WHAT THE TASK REQUIRES: Copy each line containing the word "JSON" from the records that follow, please.

## BEGIN EXTRACTED ENTRIES

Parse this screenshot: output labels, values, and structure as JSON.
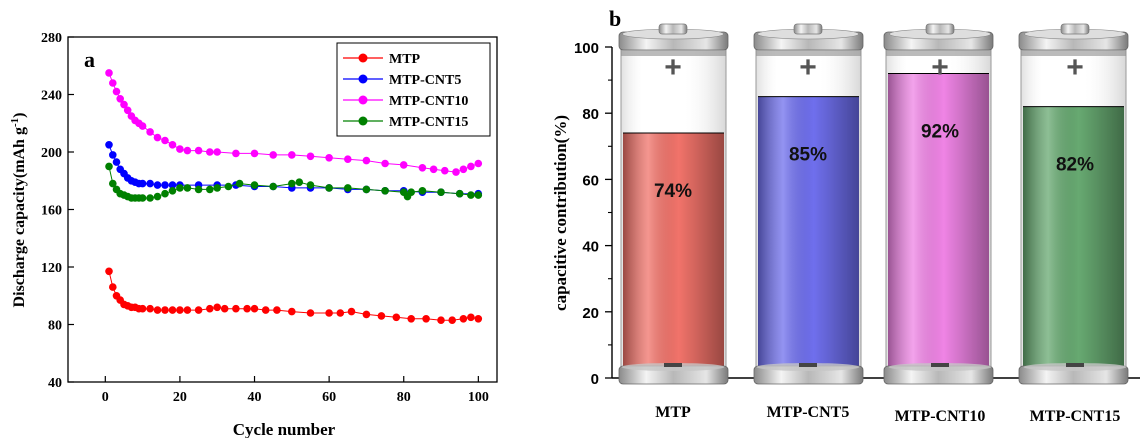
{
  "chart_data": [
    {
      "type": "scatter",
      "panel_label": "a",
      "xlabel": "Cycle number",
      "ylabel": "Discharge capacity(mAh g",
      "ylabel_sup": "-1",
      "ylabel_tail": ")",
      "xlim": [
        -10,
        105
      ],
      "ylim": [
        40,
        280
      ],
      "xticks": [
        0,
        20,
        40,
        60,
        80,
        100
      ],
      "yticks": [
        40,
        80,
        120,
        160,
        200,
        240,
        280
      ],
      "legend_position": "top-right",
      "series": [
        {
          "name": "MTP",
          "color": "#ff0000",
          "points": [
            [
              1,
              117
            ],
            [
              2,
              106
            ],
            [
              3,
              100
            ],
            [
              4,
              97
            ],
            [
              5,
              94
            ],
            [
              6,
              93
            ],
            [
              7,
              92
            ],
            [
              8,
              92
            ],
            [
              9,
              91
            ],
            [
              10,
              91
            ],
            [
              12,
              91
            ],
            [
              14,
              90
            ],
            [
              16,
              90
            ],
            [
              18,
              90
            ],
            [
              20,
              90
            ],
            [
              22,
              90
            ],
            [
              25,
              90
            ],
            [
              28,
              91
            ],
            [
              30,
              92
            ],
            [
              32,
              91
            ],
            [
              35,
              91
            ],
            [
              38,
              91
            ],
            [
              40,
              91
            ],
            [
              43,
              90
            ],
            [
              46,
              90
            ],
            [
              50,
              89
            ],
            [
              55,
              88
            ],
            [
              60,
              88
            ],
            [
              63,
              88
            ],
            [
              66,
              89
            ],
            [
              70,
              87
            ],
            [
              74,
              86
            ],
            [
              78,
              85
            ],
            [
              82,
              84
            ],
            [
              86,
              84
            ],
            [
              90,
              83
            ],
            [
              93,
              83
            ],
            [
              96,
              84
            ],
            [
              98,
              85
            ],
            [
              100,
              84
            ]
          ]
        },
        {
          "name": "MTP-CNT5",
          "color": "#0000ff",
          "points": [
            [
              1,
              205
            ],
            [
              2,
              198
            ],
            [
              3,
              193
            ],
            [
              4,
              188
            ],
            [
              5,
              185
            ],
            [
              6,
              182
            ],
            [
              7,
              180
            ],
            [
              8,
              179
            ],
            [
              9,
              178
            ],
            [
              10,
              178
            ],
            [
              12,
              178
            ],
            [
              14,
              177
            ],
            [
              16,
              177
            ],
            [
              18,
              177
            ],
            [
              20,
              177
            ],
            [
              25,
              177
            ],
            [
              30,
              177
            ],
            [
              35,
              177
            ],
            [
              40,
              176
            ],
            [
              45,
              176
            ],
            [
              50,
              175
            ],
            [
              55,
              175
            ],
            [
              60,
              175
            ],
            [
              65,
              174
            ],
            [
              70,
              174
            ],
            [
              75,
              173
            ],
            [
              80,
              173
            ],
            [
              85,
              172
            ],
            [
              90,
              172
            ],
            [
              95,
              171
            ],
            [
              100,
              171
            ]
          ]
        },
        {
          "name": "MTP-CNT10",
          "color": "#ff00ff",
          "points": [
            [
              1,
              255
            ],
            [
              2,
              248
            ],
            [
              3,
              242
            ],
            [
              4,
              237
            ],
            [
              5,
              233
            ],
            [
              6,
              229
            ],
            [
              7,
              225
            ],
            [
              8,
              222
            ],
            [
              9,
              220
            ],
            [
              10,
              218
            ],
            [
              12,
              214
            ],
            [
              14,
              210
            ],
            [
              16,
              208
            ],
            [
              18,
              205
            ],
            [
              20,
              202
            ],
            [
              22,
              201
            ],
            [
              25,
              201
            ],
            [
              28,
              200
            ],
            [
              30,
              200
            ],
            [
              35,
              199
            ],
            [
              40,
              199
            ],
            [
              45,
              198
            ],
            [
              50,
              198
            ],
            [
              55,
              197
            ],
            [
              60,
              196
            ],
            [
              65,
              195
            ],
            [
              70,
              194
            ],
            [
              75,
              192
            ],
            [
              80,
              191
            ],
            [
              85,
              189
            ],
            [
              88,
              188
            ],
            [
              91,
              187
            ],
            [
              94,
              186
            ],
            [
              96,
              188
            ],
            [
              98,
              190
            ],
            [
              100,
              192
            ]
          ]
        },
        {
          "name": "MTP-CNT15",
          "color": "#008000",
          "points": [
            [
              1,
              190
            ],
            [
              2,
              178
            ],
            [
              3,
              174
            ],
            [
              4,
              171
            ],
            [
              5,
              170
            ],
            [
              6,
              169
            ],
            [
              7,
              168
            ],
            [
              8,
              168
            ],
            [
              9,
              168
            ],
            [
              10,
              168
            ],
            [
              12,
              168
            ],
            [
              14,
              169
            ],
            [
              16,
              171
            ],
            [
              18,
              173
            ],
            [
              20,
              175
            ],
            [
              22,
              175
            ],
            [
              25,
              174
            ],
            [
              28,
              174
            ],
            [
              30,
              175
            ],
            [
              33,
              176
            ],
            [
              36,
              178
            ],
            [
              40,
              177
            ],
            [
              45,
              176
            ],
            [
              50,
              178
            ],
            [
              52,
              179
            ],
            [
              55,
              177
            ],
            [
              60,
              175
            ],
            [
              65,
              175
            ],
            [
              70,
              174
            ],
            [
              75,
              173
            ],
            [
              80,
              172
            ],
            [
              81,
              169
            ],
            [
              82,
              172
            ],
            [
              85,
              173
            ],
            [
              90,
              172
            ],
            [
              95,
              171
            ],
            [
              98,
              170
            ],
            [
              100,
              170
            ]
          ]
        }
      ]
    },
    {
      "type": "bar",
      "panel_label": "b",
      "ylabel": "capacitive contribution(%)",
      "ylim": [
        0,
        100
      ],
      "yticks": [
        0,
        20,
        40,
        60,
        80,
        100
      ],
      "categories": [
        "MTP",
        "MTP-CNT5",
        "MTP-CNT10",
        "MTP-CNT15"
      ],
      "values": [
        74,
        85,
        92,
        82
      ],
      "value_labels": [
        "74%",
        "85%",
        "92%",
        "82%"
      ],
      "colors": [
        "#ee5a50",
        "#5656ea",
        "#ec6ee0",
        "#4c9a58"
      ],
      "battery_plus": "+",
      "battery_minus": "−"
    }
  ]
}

## END EXTRACTED ENTRIES
## BEGIN EXTRACTED ENTRIES

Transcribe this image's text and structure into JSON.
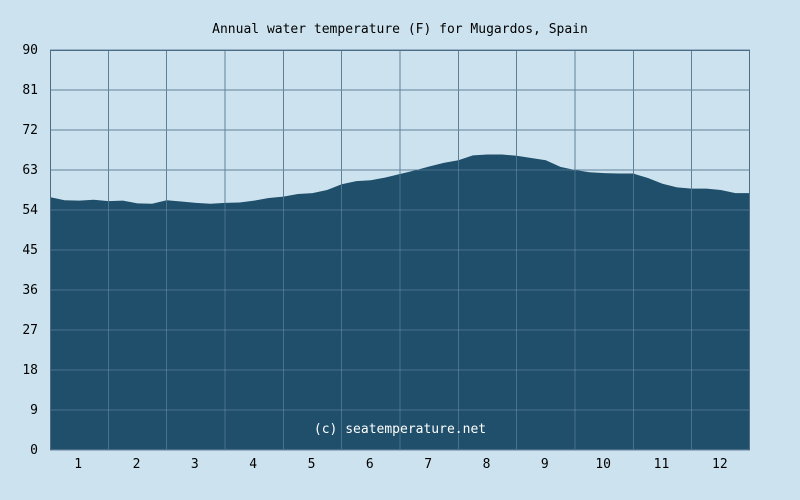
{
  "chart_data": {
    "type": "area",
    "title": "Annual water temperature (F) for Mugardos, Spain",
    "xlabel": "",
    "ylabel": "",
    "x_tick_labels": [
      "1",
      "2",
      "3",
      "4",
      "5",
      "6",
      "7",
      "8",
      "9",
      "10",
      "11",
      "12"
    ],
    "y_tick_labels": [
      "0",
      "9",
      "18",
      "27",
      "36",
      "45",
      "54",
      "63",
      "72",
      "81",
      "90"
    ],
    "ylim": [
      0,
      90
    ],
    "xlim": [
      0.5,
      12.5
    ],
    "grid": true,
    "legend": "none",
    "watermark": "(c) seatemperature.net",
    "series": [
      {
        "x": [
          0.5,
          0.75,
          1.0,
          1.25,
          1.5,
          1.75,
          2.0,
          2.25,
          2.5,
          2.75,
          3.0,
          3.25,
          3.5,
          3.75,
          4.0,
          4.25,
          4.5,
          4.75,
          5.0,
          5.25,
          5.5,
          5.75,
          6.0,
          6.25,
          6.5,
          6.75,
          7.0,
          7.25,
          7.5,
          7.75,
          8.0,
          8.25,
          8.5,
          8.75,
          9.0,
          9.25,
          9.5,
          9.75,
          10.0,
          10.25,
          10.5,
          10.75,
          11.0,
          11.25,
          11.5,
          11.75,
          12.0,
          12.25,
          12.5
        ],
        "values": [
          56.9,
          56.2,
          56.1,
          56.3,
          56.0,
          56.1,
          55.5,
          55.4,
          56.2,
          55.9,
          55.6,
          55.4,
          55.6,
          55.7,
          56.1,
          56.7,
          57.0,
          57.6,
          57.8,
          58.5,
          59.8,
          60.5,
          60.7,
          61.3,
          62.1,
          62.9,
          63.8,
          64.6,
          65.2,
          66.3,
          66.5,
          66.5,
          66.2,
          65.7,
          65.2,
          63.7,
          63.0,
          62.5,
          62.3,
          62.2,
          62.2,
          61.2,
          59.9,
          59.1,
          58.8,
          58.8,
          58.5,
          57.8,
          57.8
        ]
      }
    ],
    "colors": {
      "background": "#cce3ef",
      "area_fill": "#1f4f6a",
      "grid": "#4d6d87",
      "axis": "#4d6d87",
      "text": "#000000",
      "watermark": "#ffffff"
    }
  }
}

## END EXTRACTED ENTRIES

COMPLETED EXERCISE:
Parse this screenshot: output labels, values, and structure as JSON.
Transcribe this image's text and structure into JSON.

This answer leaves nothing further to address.